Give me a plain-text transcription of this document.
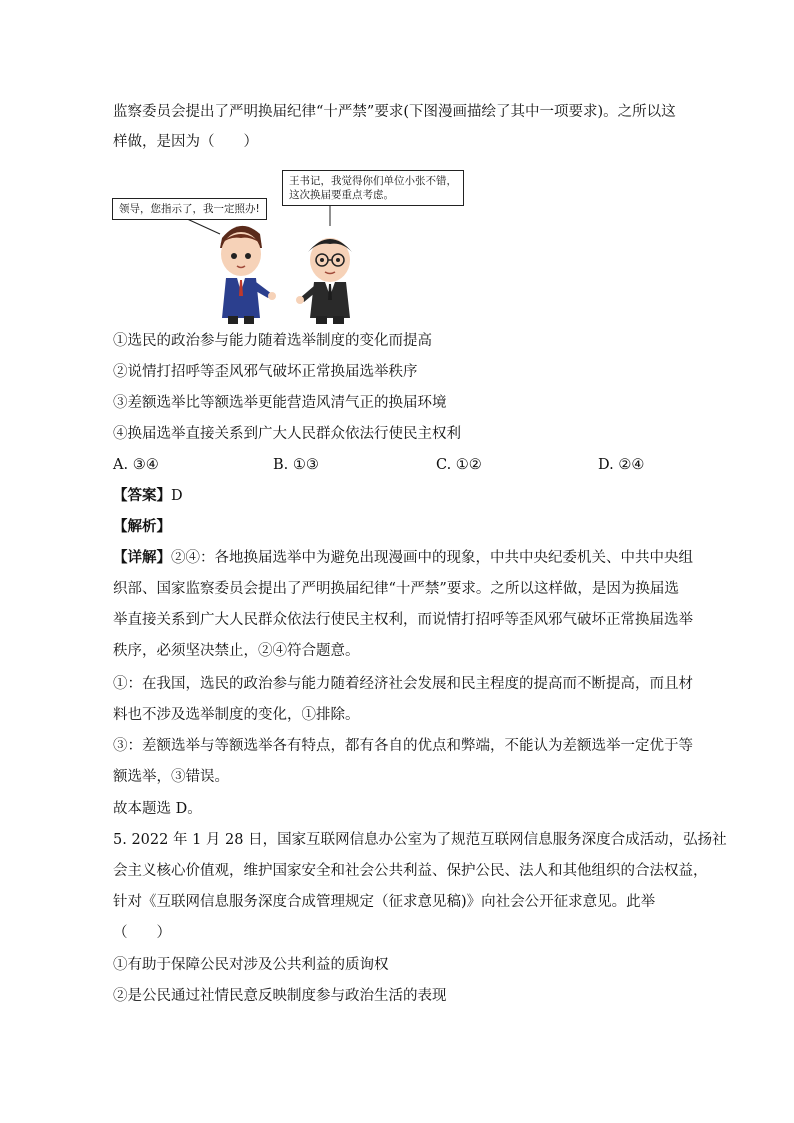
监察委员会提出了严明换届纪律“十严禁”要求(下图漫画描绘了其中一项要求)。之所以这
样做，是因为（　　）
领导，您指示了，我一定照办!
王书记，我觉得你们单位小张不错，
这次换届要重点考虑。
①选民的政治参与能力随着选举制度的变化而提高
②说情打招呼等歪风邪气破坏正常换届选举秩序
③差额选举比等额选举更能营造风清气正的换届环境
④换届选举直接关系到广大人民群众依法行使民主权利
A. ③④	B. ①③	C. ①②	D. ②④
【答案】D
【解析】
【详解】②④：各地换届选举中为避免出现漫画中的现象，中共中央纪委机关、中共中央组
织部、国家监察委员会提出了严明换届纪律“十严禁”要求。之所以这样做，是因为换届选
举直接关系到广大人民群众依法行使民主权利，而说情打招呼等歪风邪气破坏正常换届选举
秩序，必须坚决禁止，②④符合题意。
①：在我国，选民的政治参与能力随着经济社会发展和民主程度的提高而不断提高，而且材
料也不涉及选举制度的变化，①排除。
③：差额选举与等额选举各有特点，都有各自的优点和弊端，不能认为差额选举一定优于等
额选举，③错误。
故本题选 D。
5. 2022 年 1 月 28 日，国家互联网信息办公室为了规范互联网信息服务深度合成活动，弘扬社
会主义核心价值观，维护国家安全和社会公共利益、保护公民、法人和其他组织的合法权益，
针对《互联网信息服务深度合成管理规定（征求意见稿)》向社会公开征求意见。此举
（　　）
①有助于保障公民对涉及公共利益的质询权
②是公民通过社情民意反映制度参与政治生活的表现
------------------------------
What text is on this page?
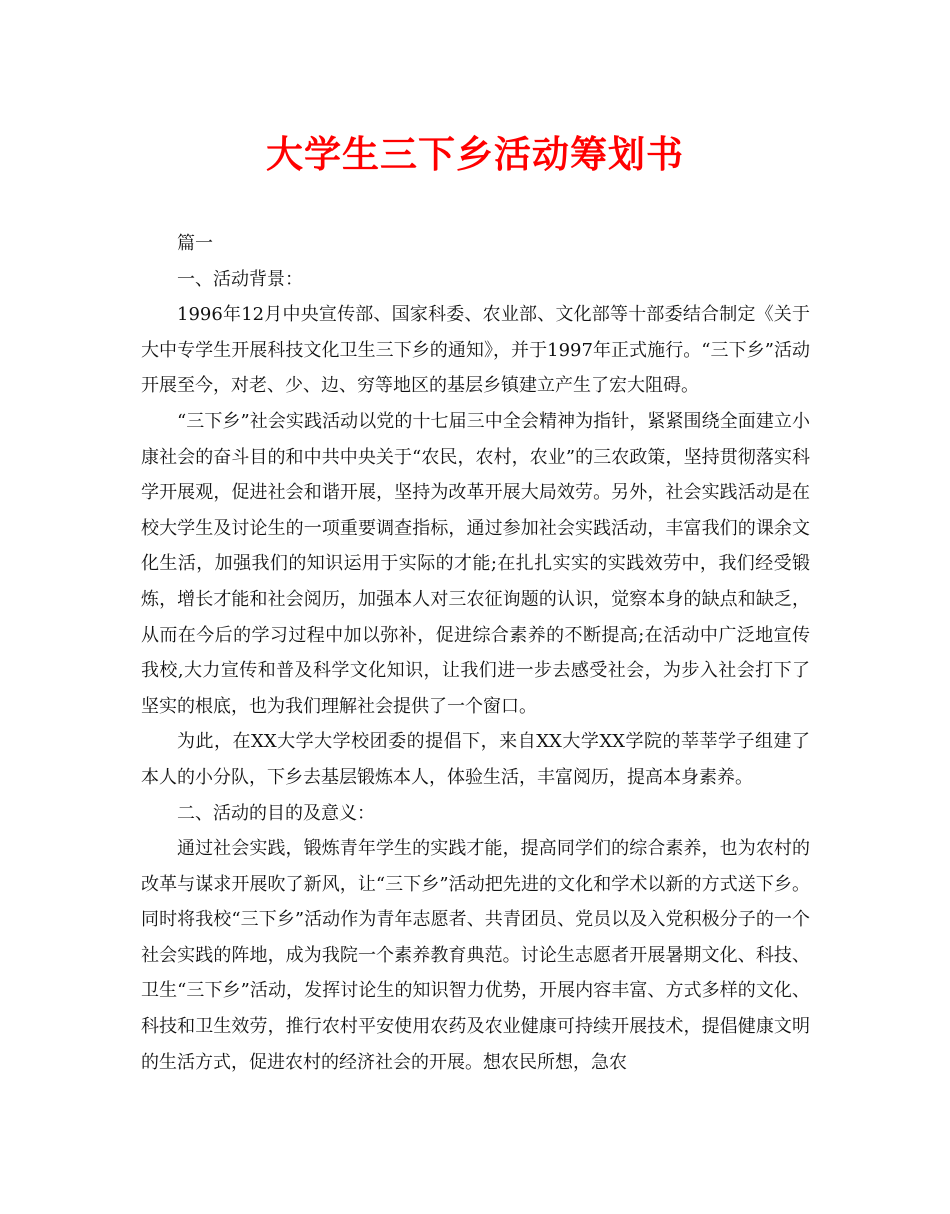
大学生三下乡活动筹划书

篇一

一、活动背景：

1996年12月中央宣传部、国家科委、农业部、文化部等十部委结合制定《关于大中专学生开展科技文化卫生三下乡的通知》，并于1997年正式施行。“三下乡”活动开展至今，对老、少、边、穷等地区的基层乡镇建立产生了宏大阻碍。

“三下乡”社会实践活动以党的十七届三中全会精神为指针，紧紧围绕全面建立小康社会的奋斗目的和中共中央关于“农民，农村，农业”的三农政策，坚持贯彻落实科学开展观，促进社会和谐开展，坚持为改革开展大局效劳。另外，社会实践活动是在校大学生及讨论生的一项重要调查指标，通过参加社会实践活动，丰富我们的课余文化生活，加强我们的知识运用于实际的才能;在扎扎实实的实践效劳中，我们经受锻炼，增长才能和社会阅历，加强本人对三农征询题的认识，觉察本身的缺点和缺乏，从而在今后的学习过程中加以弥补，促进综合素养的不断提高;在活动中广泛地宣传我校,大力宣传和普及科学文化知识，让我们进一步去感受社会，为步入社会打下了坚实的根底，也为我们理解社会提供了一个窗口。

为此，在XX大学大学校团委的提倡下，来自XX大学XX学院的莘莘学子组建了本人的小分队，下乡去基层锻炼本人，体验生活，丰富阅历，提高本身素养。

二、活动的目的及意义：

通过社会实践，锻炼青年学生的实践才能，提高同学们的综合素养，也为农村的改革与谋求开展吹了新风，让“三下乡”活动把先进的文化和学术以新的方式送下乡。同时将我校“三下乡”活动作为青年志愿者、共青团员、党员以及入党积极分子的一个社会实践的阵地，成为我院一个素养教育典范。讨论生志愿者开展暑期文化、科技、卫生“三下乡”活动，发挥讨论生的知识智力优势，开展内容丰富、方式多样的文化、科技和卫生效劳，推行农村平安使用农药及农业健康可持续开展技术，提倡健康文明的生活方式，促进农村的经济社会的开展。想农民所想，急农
------------------------------
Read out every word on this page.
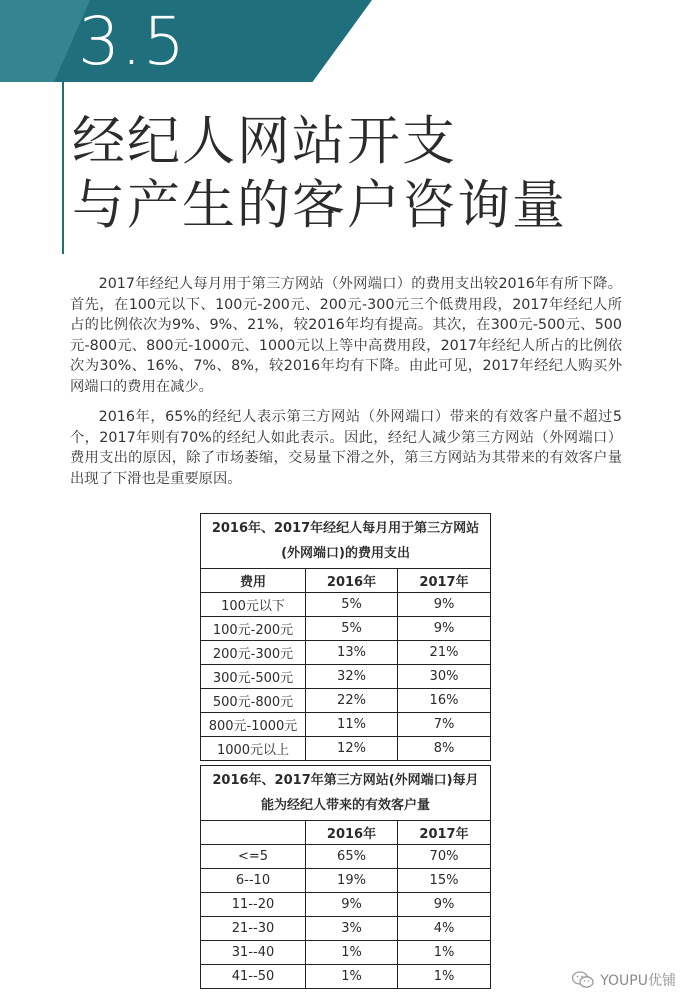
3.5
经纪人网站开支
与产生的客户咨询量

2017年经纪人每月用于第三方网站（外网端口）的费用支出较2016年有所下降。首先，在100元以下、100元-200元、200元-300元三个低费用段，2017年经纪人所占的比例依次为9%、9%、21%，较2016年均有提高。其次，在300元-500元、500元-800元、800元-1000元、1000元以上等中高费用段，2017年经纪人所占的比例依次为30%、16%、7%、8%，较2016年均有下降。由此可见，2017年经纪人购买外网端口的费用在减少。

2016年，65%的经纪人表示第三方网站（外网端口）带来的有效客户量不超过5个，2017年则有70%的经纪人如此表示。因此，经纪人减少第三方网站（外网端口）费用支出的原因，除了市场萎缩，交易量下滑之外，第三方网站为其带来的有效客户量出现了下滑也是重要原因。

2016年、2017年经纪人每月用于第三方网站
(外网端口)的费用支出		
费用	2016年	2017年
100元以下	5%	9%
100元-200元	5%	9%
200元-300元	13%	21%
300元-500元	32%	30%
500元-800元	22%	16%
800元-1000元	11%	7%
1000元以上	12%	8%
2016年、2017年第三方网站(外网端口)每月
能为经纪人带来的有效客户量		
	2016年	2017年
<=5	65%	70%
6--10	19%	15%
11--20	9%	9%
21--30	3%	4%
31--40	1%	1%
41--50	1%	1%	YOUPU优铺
------------------------------
◆ **What is being asked**: Filter out all lines lacking the word "page" and copy the rest.

◆ **Exercise output**:
What text is on this page?
Read out every word on this page.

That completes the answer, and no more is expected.